--- Exercise input ---
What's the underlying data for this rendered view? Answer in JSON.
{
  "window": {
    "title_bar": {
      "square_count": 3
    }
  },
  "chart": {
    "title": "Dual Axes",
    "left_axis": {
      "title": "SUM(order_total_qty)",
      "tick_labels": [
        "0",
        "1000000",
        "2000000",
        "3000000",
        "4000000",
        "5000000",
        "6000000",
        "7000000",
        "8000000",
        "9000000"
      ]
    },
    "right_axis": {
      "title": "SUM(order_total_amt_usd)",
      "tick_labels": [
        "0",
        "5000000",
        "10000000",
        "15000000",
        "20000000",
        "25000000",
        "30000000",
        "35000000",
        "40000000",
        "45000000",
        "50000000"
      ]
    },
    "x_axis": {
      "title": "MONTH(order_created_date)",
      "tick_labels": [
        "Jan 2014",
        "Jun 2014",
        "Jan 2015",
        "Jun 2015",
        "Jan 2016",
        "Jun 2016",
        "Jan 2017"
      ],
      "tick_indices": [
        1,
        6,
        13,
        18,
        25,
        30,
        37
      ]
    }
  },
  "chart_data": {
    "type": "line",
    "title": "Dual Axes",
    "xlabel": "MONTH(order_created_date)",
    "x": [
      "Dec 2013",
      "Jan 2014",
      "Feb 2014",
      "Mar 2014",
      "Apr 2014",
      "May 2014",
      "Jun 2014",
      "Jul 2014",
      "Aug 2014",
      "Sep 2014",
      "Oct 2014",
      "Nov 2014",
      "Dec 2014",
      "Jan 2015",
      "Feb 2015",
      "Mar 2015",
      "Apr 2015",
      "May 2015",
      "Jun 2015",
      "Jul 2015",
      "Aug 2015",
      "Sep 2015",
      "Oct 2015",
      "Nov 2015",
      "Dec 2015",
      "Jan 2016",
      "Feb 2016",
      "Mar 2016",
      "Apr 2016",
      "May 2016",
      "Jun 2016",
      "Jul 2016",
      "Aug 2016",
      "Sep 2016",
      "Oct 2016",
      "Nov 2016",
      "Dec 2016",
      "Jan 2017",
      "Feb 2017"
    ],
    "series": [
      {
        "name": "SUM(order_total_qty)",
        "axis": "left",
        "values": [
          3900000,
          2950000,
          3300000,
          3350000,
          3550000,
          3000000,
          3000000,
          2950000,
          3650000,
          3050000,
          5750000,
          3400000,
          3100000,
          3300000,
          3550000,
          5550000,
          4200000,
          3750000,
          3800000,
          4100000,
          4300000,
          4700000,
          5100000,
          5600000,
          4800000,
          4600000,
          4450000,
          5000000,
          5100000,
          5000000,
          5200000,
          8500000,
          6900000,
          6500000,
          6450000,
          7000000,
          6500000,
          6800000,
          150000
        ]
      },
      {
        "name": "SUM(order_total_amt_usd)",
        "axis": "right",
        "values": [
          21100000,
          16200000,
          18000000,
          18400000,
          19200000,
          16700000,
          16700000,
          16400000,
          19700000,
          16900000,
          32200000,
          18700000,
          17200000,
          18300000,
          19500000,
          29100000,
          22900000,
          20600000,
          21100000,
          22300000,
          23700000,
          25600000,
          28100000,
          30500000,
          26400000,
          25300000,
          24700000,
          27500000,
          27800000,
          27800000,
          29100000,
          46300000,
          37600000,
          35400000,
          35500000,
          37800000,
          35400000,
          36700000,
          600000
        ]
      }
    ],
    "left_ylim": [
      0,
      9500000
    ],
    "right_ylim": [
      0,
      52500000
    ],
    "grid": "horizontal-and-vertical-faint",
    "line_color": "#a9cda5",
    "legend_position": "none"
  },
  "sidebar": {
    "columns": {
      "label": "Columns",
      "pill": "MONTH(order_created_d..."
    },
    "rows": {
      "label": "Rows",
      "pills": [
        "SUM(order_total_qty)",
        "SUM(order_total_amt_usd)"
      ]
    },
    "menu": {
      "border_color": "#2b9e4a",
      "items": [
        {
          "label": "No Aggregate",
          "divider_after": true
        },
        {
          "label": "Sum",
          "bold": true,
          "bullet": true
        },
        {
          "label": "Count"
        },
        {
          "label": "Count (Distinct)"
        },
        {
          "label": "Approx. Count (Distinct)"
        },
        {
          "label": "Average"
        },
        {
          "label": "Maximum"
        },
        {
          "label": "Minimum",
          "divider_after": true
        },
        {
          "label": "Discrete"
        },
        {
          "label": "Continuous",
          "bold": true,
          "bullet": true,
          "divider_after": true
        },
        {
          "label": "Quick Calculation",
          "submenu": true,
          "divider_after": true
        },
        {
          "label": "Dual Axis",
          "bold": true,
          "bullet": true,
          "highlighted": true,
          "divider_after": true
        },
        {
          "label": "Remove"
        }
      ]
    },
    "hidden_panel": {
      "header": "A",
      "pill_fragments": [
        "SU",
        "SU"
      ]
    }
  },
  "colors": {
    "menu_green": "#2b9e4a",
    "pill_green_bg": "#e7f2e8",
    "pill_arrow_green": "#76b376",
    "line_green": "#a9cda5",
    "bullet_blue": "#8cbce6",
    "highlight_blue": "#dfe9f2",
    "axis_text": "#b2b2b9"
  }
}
---
§ **Task prompt**
Count each line of the data where the word "Distinct" appears, then reply with the total only.

§ **Worked answer**
2